WHAT IS ASKED — Your task is to write out the lines from the line containing "Enumerate this screenshot's" through the last line of the material, exactly.

Data entries —
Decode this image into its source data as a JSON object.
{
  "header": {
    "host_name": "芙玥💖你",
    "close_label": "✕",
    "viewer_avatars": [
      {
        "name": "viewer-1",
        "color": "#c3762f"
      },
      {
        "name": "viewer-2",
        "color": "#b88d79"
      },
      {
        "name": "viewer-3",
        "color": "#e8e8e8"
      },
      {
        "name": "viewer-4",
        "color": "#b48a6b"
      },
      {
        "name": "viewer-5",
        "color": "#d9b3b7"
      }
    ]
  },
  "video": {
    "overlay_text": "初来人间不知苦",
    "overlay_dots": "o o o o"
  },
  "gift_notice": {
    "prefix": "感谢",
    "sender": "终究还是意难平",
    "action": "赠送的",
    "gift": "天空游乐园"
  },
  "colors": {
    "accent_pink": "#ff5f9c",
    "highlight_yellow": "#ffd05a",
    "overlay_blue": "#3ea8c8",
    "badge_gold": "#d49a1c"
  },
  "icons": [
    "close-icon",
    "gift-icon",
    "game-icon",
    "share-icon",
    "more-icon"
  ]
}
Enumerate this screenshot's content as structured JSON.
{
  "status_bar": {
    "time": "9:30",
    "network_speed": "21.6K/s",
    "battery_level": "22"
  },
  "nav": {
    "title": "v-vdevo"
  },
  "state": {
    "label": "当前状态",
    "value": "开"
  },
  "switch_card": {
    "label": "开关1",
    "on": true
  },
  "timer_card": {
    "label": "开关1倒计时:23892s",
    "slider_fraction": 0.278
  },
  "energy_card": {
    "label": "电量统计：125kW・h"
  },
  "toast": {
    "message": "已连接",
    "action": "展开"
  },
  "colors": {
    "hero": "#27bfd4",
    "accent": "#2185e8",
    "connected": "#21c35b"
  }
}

COMPLETE OUTPUT —
Enumerate this screenshot's content as structured JSON.
{
  "status_bar": {
    "time": "9:30",
    "network_speed": "21.6K/s",
    "battery_level": "22"
  },
  "nav": {
    "title": "v-vdevo"
  },
  "state": {
    "label": "当前状态",
    "value": "开"
  },
  "switch_card": {
    "label": "开关1",
    "on": true
  },
  "timer_card": {
    "label": "开关1倒计时:23892s",
    "slider_fraction": 0.278
  },
  "energy_card": {
    "label": "电量统计：125kW・h"
  },
  "toast": {
    "message": "已连接",
    "action": "展开"
  },
  "colors": {
    "hero": "#27bfd4",
    "accent": "#2185e8",
    "connected": "#21c35b"
  }
}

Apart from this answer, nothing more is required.